■ WRITTEN EXERCISE
In the data, extract each line that holds the string "Vобщ".

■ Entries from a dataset
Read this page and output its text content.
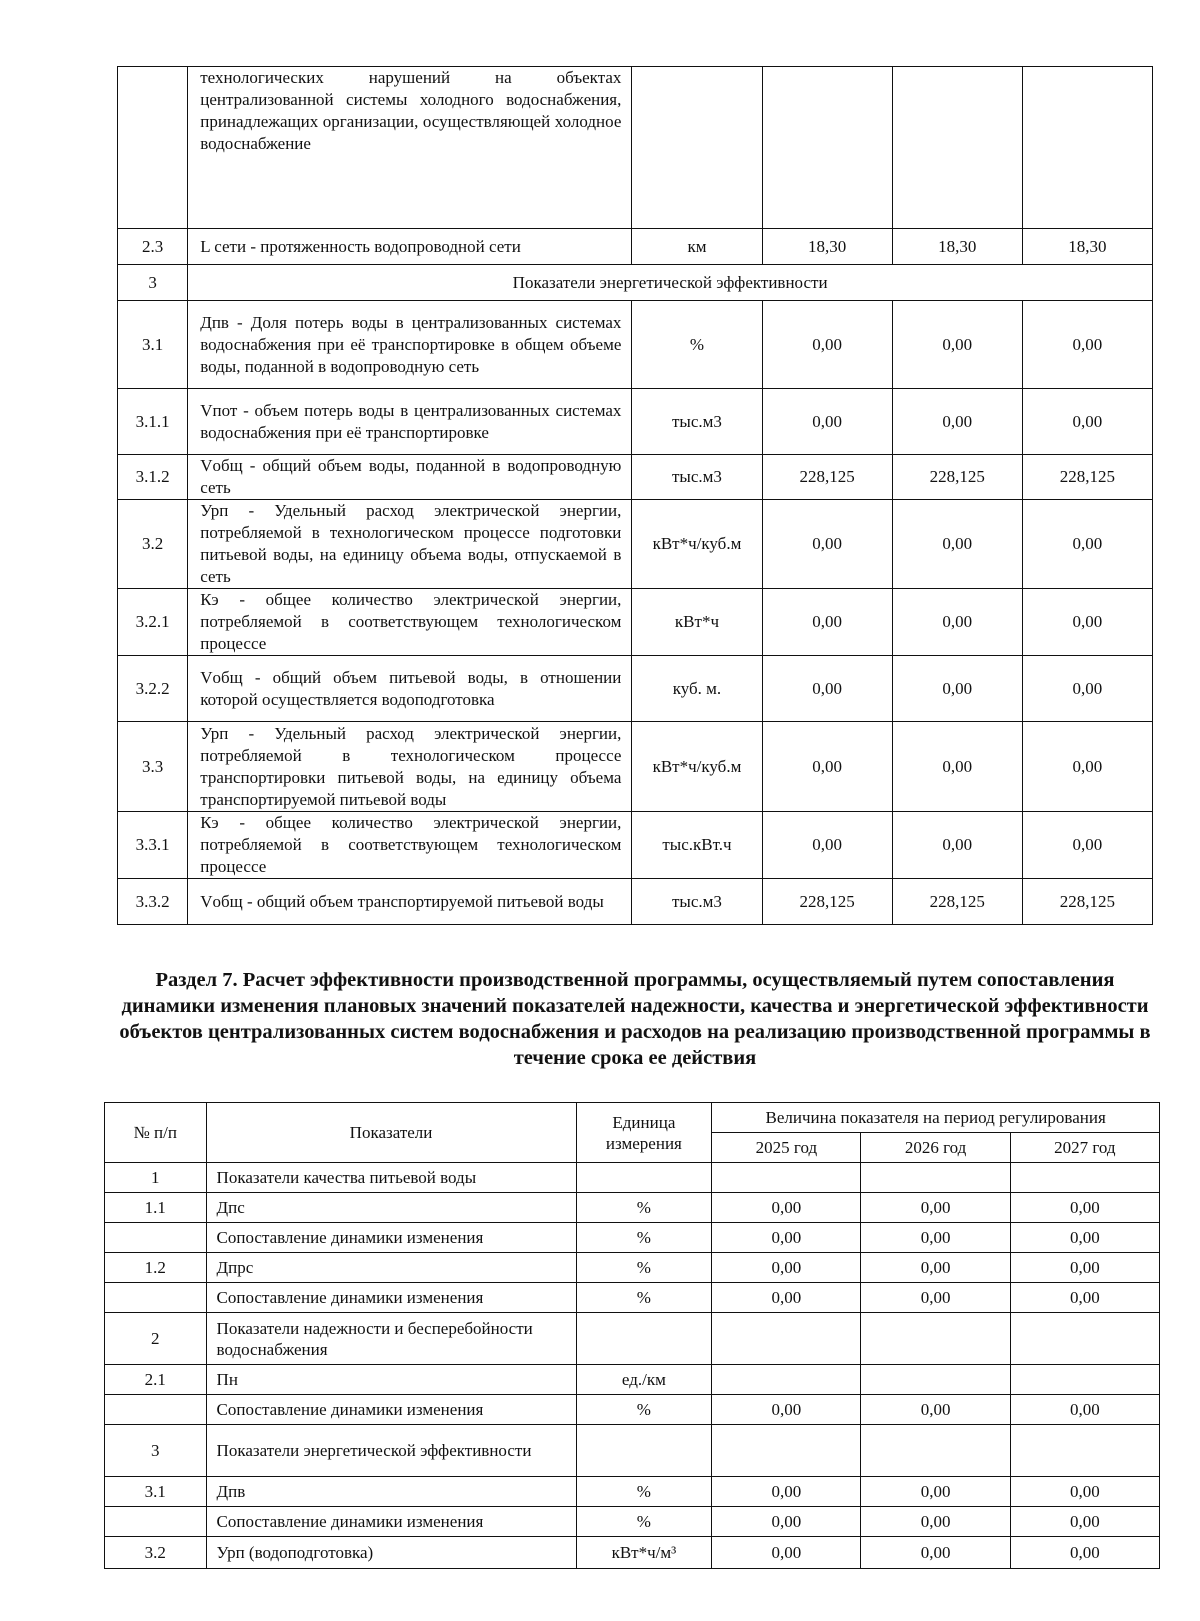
	технологических нарушений на объектах централизованной системы холодного водоснабжения, принадлежащих организации, осуществляющей холодное водоснабжение				
2.3	L сети - протяженность водопроводной сети	км	18,30	18,30	18,30
3	Показатели энергетической эффективности				
3.1	Дпв - Доля потерь воды в централизованных системах водоснабжения при её транспортировке в общем объеме воды, поданной в водопроводную сеть	%	0,00	0,00	0,00
3.1.1	Vпот - объем потерь воды в централизованных системах водоснабжения при её транспортировке	тыс.м3	0,00	0,00	0,00
3.1.2	Vобщ - общий объем воды, поданной в водопроводную сеть	тыс.м3	228,125	228,125	228,125
3.2	Урп - Удельный расход электрической энергии, потребляемой в технологическом процессе подготовки питьевой воды, на единицу объема воды, отпускаемой в сеть	кВт*ч/куб.м	0,00	0,00	0,00
3.2.1	Кэ - общее количество электрической энергии, потребляемой в соответствующем технологическом процессе	кВт*ч	0,00	0,00	0,00
3.2.2	Vобщ - общий объем питьевой воды, в отношении которой осуществляется водоподготовка	куб. м.	0,00	0,00	0,00
3.3	Урп - Удельный расход электрической энергии, потребляемой в технологическом процессе транспортировки питьевой воды, на единицу объема транспортируемой питьевой воды	кВт*ч/куб.м	0,00	0,00	0,00
3.3.1	Кэ - общее количество электрической энергии, потребляемой в соответствующем технологическом процессе	тыс.кВт.ч	0,00	0,00	0,00
3.3.2	Vобщ - общий объем транспортируемой питьевой воды	тыс.м3	228,125	228,125	228,125
Раздел 7. Расчет эффективности производственной программы, осуществляемый путем сопоставления динамики изменения плановых значений показателей надежности, качества и энергетической эффективности объектов централизованных систем водоснабжения и расходов на реализацию производственной программы в течение срока ее действия
№ п/п	Показатели	Единица измерения	Величина показателя на период регулирования		
			2025 год	2026 год	2027 год
1	Показатели качества питьевой воды				
1.1	Дпс	%	0,00	0,00	0,00
	Сопоставление динамики изменения	%	0,00	0,00	0,00
1.2	Дпрс	%	0,00	0,00	0,00
	Сопоставление динамики изменения	%	0,00	0,00	0,00
2	Показатели надежности и бесперебойности водоснабжения				
2.1	Пн	ед./км			
	Сопоставление динамики изменения	%	0,00	0,00	0,00
3	Показатели энергетической эффективности				
3.1	Дпв	%	0,00	0,00	0,00
	Сопоставление динамики изменения	%	0,00	0,00	0,00
3.2	Урп (водоподготовка)	кВт*ч/м³	0,00	0,00	0,00
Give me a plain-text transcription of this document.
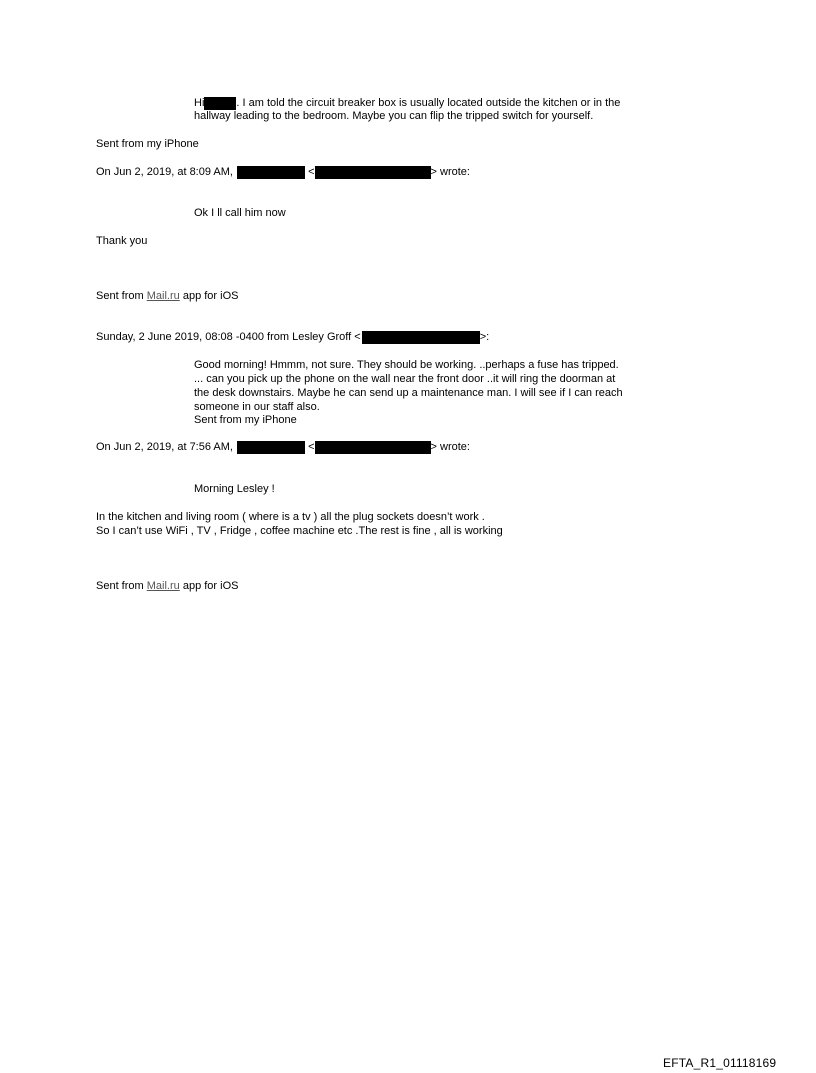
Hi	. I am told the circuit breaker box is usually located outside the kitchen or in the
hallway leading to the bedroom. Maybe you can flip the tripped switch for yourself.
Sent from my iPhone
On Jun 2, 2019, at 8:09 AM,	<	> wrote:
Ok I ll call him now
Thank you
Sent from Mail.ru app for iOS
Sunday, 2 June 2019, 08:08 -0400 from Lesley Groff <	>:
Good morning! Hmmm, not sure. They should be working. ..perhaps a fuse has tripped.
... can you pick up the phone on the wall near the front door ..it will ring the doorman at
the desk downstairs. Maybe he can send up a maintenance man. I will see if I can reach
someone in our staff also.
Sent from my iPhone
On Jun 2, 2019, at 7:56 AM,	<	> wrote:
Morning Lesley !
In the kitchen and living room ( where is a tv ) all the plug sockets doesn’t work .
So I can’t use WiFi , TV , Fridge , coffee machine etc .The rest is fine , all is working
Sent from Mail.ru app for iOS
EFTA_R1_01118169
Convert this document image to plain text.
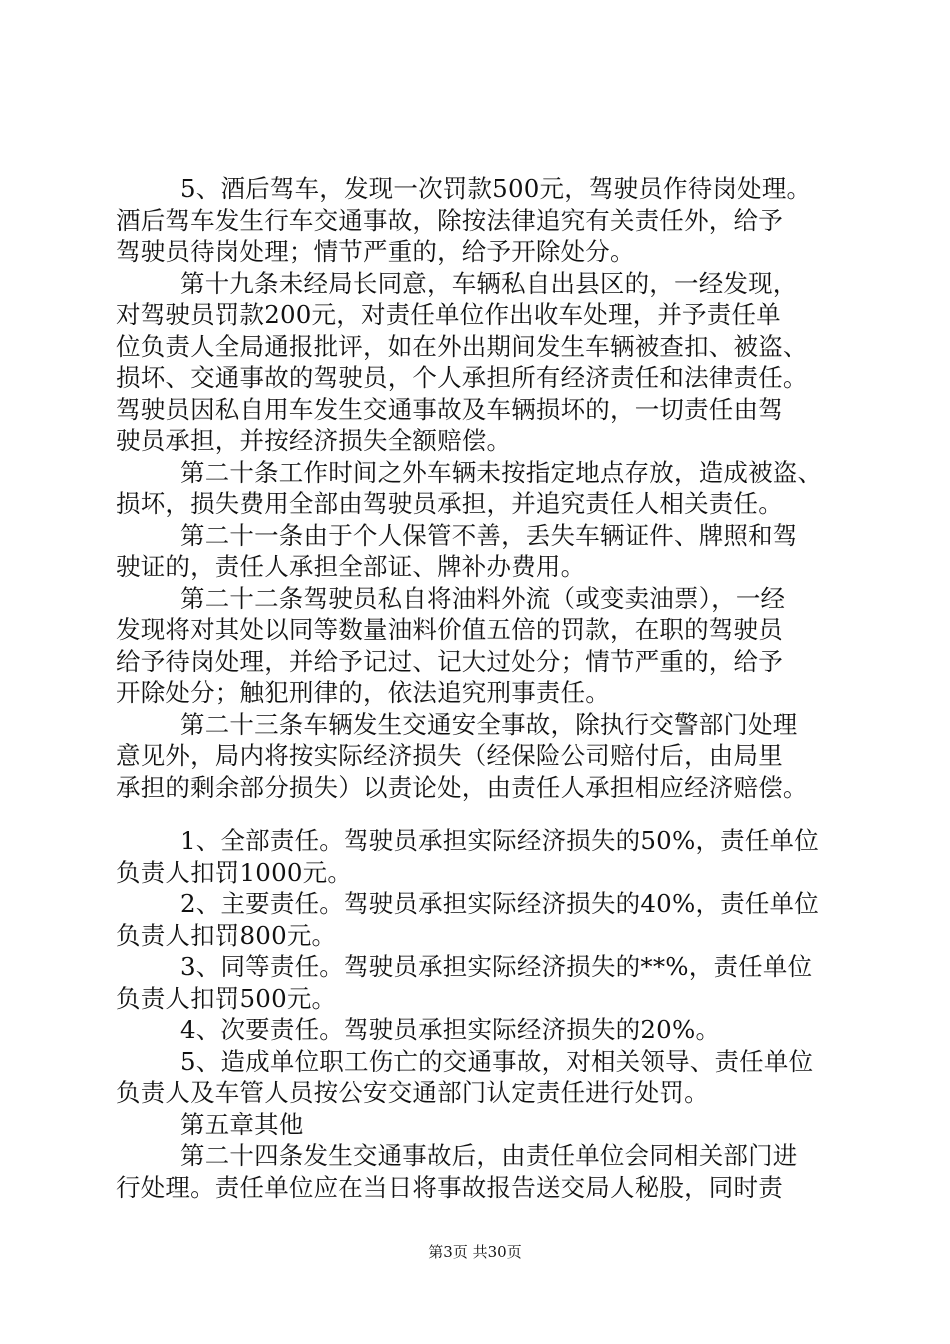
5、酒后驾车，发现一次罚款500元，驾驶员作待岗处理。
酒后驾车发生行车交通事故，除按法律追究有关责任外，给予
驾驶员待岗处理；情节严重的，给予开除处分。
第十九条未经局长同意，车辆私自出县区的，一经发现，
对驾驶员罚款200元，对责任单位作出收车处理，并予责任单
位负责人全局通报批评，如在外出期间发生车辆被查扣、被盗、
损坏、交通事故的驾驶员，个人承担所有经济责任和法律责任。
驾驶员因私自用车发生交通事故及车辆损坏的，一切责任由驾
驶员承担，并按经济损失全额赔偿。
第二十条工作时间之外车辆未按指定地点存放，造成被盗、
损坏，损失费用全部由驾驶员承担，并追究责任人相关责任。
第二十一条由于个人保管不善，丢失车辆证件、牌照和驾
驶证的，责任人承担全部证、牌补办费用。
第二十二条驾驶员私自将油料外流（或变卖油票），一经
发现将对其处以同等数量油料价值五倍的罚款，在职的驾驶员
给予待岗处理，并给予记过、记大过处分；情节严重的，给予
开除处分；触犯刑律的，依法追究刑事责任。
第二十三条车辆发生交通安全事故，除执行交警部门处理
意见外，局内将按实际经济损失（经保险公司赔付后，由局里
承担的剩余部分损失）以责论处，由责任人承担相应经济赔偿。
1、全部责任。驾驶员承担实际经济损失的50%，责任单位
负责人扣罚1000元。
2、主要责任。驾驶员承担实际经济损失的40%，责任单位
负责人扣罚800元。
3、同等责任。驾驶员承担实际经济损失的**%，责任单位
负责人扣罚500元。
4、次要责任。驾驶员承担实际经济损失的20%。
5、造成单位职工伤亡的交通事故，对相关领导、责任单位
负责人及车管人员按公安交通部门认定责任进行处罚。
第五章其他
第二十四条发生交通事故后，由责任单位会同相关部门进
行处理。责任单位应在当日将事故报告送交局人秘股，同时责
第3页 共30页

■ RESULT OF THE TASK
3.1.2	Vобщ - общий объем воды, поданной в водопроводную сеть	тыс.м3	228,125	228,125	228,125
3.2.2	Vобщ - общий объем питьевой воды, в отношении которой осуществляется водоподготовка	куб. м.	0,00	0,00	0,00
3.3.2	Vобщ - общий объем транспортируемой питьевой воды	тыс.м3	228,125	228,125	228,125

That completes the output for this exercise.